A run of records
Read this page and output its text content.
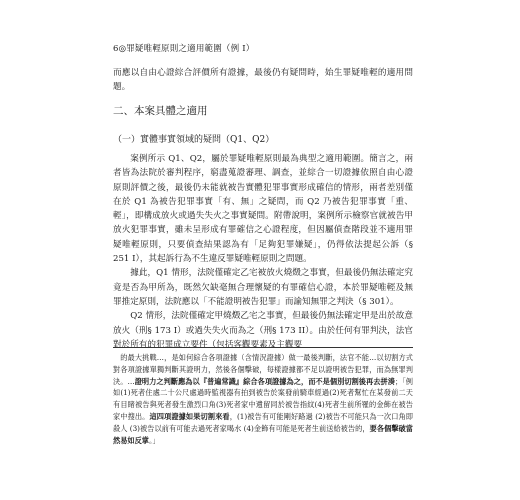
6◎罪疑唯輕原則之適用範圍（例 I）

而應以自由心證綜合評價所有證據，最後仍有疑問時，始生罪疑唯輕的適用問題。

二、本案具體之適用
（一）實體事實領域的疑問（Q1、Q2）

案例所示 Q1、Q2，屬於罪疑唯輕原則最為典型之適用範圍。簡言之，兩者皆為法院於審判程序，窮盡蒐證審理、調查，並綜合一切證據依照自由心證原則評價之後，最後仍未能就被告實體犯罪事實形成確信的情形，兩者差別僅在於 Q1 為被告犯罪事實「有、無」之疑問，而 Q2 乃被告犯罪事實「重、輕」，即構成放火或過失失火之事實疑問。附帶說明，案例所示檢察官就被告甲放火犯罪事實，雖未呈形成有罪確信之心證程度，但因屬偵查階段並不適用罪疑唯輕原則，只要偵查結果認為有「足夠犯罪嫌疑」，仍得依法提起公訴（§ 251 I），其起訴行為不生違反罪疑唯輕原則之問題。

據此，Q1 情形，法院僅確定乙宅被放火燒燬之事實，但最後仍無法確定究竟是否為甲所為，既然欠缺毫無合理懷疑的有罪確信心證，本於罪疑唯輕及無罪推定原則，法院應以「不能證明被告犯罪」而諭知無罪之判決（§ 301）。

Q2 情形，法院僅確定甲燒燬乙宅之事實，但最後仍無法確定甲是出於故意放火（刑§ 173 I）或過失失火而為之（刑§ 173 II）。由於任何有罪判決，法官對於所有的犯罪成立要件（包括客觀要素及主觀要

的最大挑戰…，是如何綜合各項證據（含情況證據）做一最後判斷，法官不能…以切割方式對各項證據單獨判斷其證明力，然後各個擊破，每樣證據都不足以證明被告犯罪，而為無罪判決。…證明力之判斷應為以『普遍常識』綜合各項證據為之，而不是個別切割後再去拼湊；「例如(1)死者住處二十公尺處過時監視器有拍到被告於案發前騎車經過(2)死者幫忙在某發前二天有目睹被告與死者發生激烈口角(3)死者家中遺留同於被告指紋(4)死者生前所罹的金飾在被告家中搜出。這四項證據如果切割來看，(1)被告有可能剛好路過 (2)被告不可能只為一次口角即殺人 (3)被告以前有可能去過死者家喝水 (4)金飾有可能是死者生前送給被告的，要各個擊破當然易如反掌。」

▶ [Instruction]: Reproduce every entry exactly, but omit each picture.

▶ [Task answer]:
Read this page and output its text content.
6◎罪疑唯輕原則之適用範圍（例 I）

而應以自由心證綜合評價所有證據，最後仍有疑問時，始生罪疑唯輕的適用問題。

二、本案具體之適用
（一）實體事實領域的疑問（Q1、Q2）

案例所示 Q1、Q2，屬於罪疑唯輕原則最為典型之適用範圍。簡言之，兩者皆為法院於審判程序，窮盡蒐證審理、調查，並綜合一切證據依照自由心證原則評價之後，最後仍未能就被告實體犯罪事實形成確信的情形，兩者差別僅在於 Q1 為被告犯罪事實「有、無」之疑問，而 Q2 乃被告犯罪事實「重、輕」，即構成放火或過失失火之事實疑問。附帶說明，案例所示檢察官就被告甲放火犯罪事實，雖未呈形成有罪確信之心證程度，但因屬偵查階段並不適用罪疑唯輕原則，只要偵查結果認為有「足夠犯罪嫌疑」，仍得依法提起公訴（§ 251 I），其起訴行為不生違反罪疑唯輕原則之問題。

據此，Q1 情形，法院僅確定乙宅被放火燒燬之事實，但最後仍無法確定究竟是否為甲所為，既然欠缺毫無合理懷疑的有罪確信心證，本於罪疑唯輕及無罪推定原則，法院應以「不能證明被告犯罪」而諭知無罪之判決（§ 301）。

Q2 情形，法院僅確定甲燒燬乙宅之事實，但最後仍無法確定甲是出於故意放火（刑§ 173 I）或過失失火而為之（刑§ 173 II）。由於任何有罪判決，法官對於所有的犯罪成立要件（包括客觀要素及主觀要

的最大挑戰…，是如何綜合各項證據（含情況證據）做一最後判斷，法官不能…以切割方式對各項證據單獨判斷其證明力，然後各個擊破，每樣證據都不足以證明被告犯罪，而為無罪判決。…證明力之判斷應為以『普遍常識』綜合各項證據為之，而不是個別切割後再去拼湊；「例如(1)死者住處二十公尺處過時監視器有拍到被告於案發前騎車經過(2)死者幫忙在某發前二天有目睹被告與死者發生激烈口角(3)死者家中遺留同於被告指紋(4)死者生前所罹的金飾在被告家中搜出。這四項證據如果切割來看，(1)被告有可能剛好路過 (2)被告不可能只為一次口角即殺人 (3)被告以前有可能去過死者家喝水 (4)金飾有可能是死者生前送給被告的，要各個擊破當然易如反掌。」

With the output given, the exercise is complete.